— Objective —
Each entry below is to be duplicated verbatim.

Dataset rows about figures
## start

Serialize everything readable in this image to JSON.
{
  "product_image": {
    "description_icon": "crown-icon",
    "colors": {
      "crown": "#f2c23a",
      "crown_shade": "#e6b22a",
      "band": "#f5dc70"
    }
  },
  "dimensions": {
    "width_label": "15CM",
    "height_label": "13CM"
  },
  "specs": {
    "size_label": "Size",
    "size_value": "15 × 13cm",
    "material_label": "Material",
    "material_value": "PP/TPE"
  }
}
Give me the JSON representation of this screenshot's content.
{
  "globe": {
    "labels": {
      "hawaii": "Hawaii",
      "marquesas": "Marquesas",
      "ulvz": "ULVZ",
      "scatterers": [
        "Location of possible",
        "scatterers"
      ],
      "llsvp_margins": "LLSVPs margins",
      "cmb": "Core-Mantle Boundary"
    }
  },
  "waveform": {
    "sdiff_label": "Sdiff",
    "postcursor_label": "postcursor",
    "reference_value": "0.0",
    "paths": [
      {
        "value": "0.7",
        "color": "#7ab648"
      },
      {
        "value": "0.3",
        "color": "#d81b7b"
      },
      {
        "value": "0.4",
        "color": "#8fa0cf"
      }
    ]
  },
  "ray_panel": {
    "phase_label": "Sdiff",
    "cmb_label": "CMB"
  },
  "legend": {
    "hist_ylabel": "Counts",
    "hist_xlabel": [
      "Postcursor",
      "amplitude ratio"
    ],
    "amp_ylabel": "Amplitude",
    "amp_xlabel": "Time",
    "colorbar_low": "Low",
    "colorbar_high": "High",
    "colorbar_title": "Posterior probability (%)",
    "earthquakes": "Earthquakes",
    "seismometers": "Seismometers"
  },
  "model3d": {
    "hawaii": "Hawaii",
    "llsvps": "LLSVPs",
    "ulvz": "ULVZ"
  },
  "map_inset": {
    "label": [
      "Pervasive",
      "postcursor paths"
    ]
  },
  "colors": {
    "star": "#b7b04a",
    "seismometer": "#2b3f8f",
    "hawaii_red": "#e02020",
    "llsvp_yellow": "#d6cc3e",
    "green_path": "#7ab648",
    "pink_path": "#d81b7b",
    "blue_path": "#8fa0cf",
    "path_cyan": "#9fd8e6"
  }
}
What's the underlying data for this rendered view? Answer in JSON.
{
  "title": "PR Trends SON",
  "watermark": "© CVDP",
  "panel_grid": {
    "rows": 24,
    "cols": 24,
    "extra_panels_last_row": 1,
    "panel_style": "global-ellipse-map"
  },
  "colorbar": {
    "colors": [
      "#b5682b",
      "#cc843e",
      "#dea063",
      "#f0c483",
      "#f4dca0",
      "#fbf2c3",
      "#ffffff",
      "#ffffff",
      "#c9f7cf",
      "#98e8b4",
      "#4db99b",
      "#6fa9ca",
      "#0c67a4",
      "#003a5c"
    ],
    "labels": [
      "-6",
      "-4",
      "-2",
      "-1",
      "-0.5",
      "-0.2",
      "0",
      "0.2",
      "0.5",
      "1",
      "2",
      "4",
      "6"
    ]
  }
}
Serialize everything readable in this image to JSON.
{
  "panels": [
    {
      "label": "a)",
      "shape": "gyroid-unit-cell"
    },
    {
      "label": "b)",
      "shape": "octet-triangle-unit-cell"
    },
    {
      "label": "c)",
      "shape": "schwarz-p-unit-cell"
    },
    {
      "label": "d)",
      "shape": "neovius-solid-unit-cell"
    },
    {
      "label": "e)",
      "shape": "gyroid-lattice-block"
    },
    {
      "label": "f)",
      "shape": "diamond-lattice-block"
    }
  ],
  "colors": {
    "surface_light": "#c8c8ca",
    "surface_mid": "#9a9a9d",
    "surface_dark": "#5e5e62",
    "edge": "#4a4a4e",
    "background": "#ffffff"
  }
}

## end

— Solved problem —
Serialize everything readable in this image to JSON.
{
  "product_image": {
    "description_icon": "crown-icon",
    "colors": {
      "crown": "#f2c23a",
      "crown_shade": "#e6b22a",
      "band": "#f5dc70"
    }
  },
  "dimensions": {
    "width_label": "15CM",
    "height_label": "13CM"
  },
  "specs": {
    "size_label": "Size",
    "size_value": "15 × 13cm",
    "material_label": "Material",
    "material_value": "PP/TPE"
  }
}
Give me the JSON representation of this screenshot's content.
{
  "globe": {
    "labels": {
      "hawaii": "Hawaii",
      "marquesas": "Marquesas",
      "ulvz": "ULVZ",
      "scatterers": [
        "Location of possible",
        "scatterers"
      ],
      "llsvp_margins": "LLSVPs margins",
      "cmb": "Core-Mantle Boundary"
    }
  },
  "waveform": {
    "sdiff_label": "Sdiff",
    "postcursor_label": "postcursor",
    "reference_value": "0.0",
    "paths": [
      {
        "value": "0.7",
        "color": "#7ab648"
      },
      {
        "value": "0.3",
        "color": "#d81b7b"
      },
      {
        "value": "0.4",
        "color": "#8fa0cf"
      }
    ]
  },
  "ray_panel": {
    "phase_label": "Sdiff",
    "cmb_label": "CMB"
  },
  "legend": {
    "hist_ylabel": "Counts",
    "hist_xlabel": [
      "Postcursor",
      "amplitude ratio"
    ],
    "amp_ylabel": "Amplitude",
    "amp_xlabel": "Time",
    "colorbar_low": "Low",
    "colorbar_high": "High",
    "colorbar_title": "Posterior probability (%)",
    "earthquakes": "Earthquakes",
    "seismometers": "Seismometers"
  },
  "model3d": {
    "hawaii": "Hawaii",
    "llsvps": "LLSVPs",
    "ulvz": "ULVZ"
  },
  "map_inset": {
    "label": [
      "Pervasive",
      "postcursor paths"
    ]
  },
  "colors": {
    "star": "#b7b04a",
    "seismometer": "#2b3f8f",
    "hawaii_red": "#e02020",
    "llsvp_yellow": "#d6cc3e",
    "green_path": "#7ab648",
    "pink_path": "#d81b7b",
    "blue_path": "#8fa0cf",
    "path_cyan": "#9fd8e6"
  }
}
What's the underlying data for this rendered view? Answer in JSON.
{
  "title": "PR Trends SON",
  "watermark": "© CVDP",
  "panel_grid": {
    "rows": 24,
    "cols": 24,
    "extra_panels_last_row": 1,
    "panel_style": "global-ellipse-map"
  },
  "colorbar": {
    "colors": [
      "#b5682b",
      "#cc843e",
      "#dea063",
      "#f0c483",
      "#f4dca0",
      "#fbf2c3",
      "#ffffff",
      "#ffffff",
      "#c9f7cf",
      "#98e8b4",
      "#4db99b",
      "#6fa9ca",
      "#0c67a4",
      "#003a5c"
    ],
    "labels": [
      "-6",
      "-4",
      "-2",
      "-1",
      "-0.5",
      "-0.2",
      "0",
      "0.2",
      "0.5",
      "1",
      "2",
      "4",
      "6"
    ]
  }
}
Serialize everything readable in this image to JSON.
{
  "panels": [
    {
      "label": "a)",
      "shape": "gyroid-unit-cell"
    },
    {
      "label": "b)",
      "shape": "octet-triangle-unit-cell"
    },
    {
      "label": "c)",
      "shape": "schwarz-p-unit-cell"
    },
    {
      "label": "d)",
      "shape": "neovius-solid-unit-cell"
    },
    {
      "label": "e)",
      "shape": "gyroid-lattice-block"
    },
    {
      "label": "f)",
      "shape": "diamond-lattice-block"
    }
  ],
  "colors": {
    "surface_light": "#c8c8ca",
    "surface_mid": "#9a9a9d",
    "surface_dark": "#5e5e62",
    "edge": "#4a4a4e",
    "background": "#ffffff"
  }
}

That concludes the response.